Aim:
Quote every line of the data below as it stands, omitting pictures.

Stored data
::::
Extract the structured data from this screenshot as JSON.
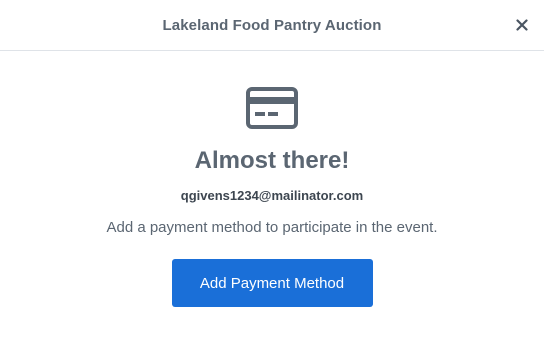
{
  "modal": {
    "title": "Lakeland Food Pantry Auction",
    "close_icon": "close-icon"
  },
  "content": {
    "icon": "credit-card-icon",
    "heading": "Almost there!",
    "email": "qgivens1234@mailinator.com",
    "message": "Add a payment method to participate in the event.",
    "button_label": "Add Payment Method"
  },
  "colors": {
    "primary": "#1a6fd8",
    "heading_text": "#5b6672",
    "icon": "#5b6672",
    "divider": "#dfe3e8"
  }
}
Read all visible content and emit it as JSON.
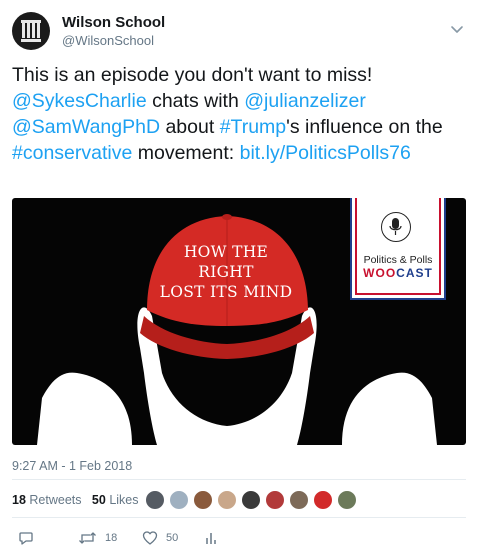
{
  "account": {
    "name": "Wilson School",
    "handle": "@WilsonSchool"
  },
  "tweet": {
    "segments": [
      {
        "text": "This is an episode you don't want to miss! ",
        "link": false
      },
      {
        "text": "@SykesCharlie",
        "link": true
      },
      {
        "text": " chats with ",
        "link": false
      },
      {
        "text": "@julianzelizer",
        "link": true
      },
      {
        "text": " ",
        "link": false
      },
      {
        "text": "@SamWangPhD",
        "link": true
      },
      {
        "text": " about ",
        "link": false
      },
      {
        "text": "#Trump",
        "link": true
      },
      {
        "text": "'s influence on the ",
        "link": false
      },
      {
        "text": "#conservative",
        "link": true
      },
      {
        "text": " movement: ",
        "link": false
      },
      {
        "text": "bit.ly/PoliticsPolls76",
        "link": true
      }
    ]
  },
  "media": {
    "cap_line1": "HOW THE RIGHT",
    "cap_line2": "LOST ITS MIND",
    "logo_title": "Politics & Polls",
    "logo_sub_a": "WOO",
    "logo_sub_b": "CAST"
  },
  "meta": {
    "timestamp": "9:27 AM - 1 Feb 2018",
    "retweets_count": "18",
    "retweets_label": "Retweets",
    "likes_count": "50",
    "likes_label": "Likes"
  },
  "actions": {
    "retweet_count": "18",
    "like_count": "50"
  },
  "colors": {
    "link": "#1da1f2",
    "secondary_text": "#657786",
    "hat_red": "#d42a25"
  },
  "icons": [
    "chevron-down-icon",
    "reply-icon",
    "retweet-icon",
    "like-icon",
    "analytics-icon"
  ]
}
::::
Exercise output:
Extract the structured data from this screenshot as JSON.
{
  "modal": {
    "title": "Lakeland Food Pantry Auction",
    "close_icon": "close-icon"
  },
  "content": {
    "icon": "credit-card-icon",
    "heading": "Almost there!",
    "email": "qgivens1234@mailinator.com",
    "message": "Add a payment method to participate in the event.",
    "button_label": "Add Payment Method"
  },
  "colors": {
    "primary": "#1a6fd8",
    "heading_text": "#5b6672",
    "icon": "#5b6672",
    "divider": "#dfe3e8"
  }
}
Read all visible content and emit it as JSON.
{
  "account": {
    "name": "Wilson School",
    "handle": "@WilsonSchool"
  },
  "tweet": {
    "segments": [
      {
        "text": "This is an episode you don't want to miss! ",
        "link": false
      },
      {
        "text": "@SykesCharlie",
        "link": true
      },
      {
        "text": " chats with ",
        "link": false
      },
      {
        "text": "@julianzelizer",
        "link": true
      },
      {
        "text": " ",
        "link": false
      },
      {
        "text": "@SamWangPhD",
        "link": true
      },
      {
        "text": " about ",
        "link": false
      },
      {
        "text": "#Trump",
        "link": true
      },
      {
        "text": "'s influence on the ",
        "link": false
      },
      {
        "text": "#conservative",
        "link": true
      },
      {
        "text": " movement: ",
        "link": false
      },
      {
        "text": "bit.ly/PoliticsPolls76",
        "link": true
      }
    ]
  },
  "media": {
    "cap_line1": "HOW THE RIGHT",
    "cap_line2": "LOST ITS MIND",
    "logo_title": "Politics & Polls",
    "logo_sub_a": "WOO",
    "logo_sub_b": "CAST"
  },
  "meta": {
    "timestamp": "9:27 AM - 1 Feb 2018",
    "retweets_count": "18",
    "retweets_label": "Retweets",
    "likes_count": "50",
    "likes_label": "Likes"
  },
  "actions": {
    "retweet_count": "18",
    "like_count": "50"
  },
  "colors": {
    "link": "#1da1f2",
    "secondary_text": "#657786",
    "hat_red": "#d42a25"
  },
  "icons": [
    "chevron-down-icon",
    "reply-icon",
    "retweet-icon",
    "like-icon",
    "analytics-icon"
  ]
}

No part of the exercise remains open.